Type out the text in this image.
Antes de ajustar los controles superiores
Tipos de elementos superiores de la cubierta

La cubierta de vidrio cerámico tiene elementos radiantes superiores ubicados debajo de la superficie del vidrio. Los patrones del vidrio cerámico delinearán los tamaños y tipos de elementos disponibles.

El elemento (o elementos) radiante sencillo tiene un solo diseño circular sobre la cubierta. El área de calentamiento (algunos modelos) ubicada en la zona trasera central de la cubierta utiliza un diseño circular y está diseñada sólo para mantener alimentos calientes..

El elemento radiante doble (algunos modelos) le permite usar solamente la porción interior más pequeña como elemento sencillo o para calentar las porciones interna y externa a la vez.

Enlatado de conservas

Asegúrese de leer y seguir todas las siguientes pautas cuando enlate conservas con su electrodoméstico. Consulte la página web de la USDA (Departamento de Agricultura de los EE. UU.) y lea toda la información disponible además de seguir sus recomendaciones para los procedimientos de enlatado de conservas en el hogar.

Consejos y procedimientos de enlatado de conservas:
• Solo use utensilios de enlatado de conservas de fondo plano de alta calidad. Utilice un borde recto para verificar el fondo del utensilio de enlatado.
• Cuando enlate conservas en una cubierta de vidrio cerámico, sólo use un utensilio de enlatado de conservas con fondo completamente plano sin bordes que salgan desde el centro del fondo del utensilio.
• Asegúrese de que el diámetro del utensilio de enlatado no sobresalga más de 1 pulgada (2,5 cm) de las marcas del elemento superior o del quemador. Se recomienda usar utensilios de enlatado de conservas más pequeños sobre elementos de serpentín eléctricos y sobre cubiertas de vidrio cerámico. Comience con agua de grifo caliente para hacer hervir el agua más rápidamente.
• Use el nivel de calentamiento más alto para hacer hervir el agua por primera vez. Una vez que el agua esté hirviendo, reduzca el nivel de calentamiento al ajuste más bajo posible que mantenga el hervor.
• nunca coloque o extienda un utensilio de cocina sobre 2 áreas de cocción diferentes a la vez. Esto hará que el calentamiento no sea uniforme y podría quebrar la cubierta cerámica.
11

- What is asked: Exactly reproduce every line found in the records.

- Answer to this task:
Type out the text in this image.
Antes de ajustar los controles superiores
Tipos de elementos superiores de la cubierta

La cubierta de vidrio cerámico tiene elementos radiantes superiores ubicados debajo de la superficie del vidrio. Los patrones del vidrio cerámico delinearán los tamaños y tipos de elementos disponibles.

El elemento (o elementos) radiante sencillo tiene un solo diseño circular sobre la cubierta. El área de calentamiento (algunos modelos) ubicada en la zona trasera central de la cubierta utiliza un diseño circular y está diseñada sólo para mantener alimentos calientes..

El elemento radiante doble (algunos modelos) le permite usar solamente la porción interior más pequeña como elemento sencillo o para calentar las porciones interna y externa a la vez.

Enlatado de conservas

Asegúrese de leer y seguir todas las siguientes pautas cuando enlate conservas con su electrodoméstico. Consulte la página web de la USDA (Departamento de Agricultura de los EE. UU.) y lea toda la información disponible además de seguir sus recomendaciones para los procedimientos de enlatado de conservas en el hogar.

Consejos y procedimientos de enlatado de conservas:
• Solo use utensilios de enlatado de conservas de fondo plano de alta calidad. Utilice un borde recto para verificar el fondo del utensilio de enlatado.
• Cuando enlate conservas en una cubierta de vidrio cerámico, sólo use un utensilio de enlatado de conservas con fondo completamente plano sin bordes que salgan desde el centro del fondo del utensilio.
• Asegúrese de que el diámetro del utensilio de enlatado no sobresalga más de 1 pulgada (2,5 cm) de las marcas del elemento superior o del quemador. Se recomienda usar utensilios de enlatado de conservas más pequeños sobre elementos de serpentín eléctricos y sobre cubiertas de vidrio cerámico. Comience con agua de grifo caliente para hacer hervir el agua más rápidamente.
• Use el nivel de calentamiento más alto para hacer hervir el agua por primera vez. Una vez que el agua esté hirviendo, reduzca el nivel de calentamiento al ajuste más bajo posible que mantenga el hervor.
• nunca coloque o extienda un utensilio de cocina sobre 2 áreas de cocción diferentes a la vez. Esto hará que el calentamiento no sea uniforme y podría quebrar la cubierta cerámica.
11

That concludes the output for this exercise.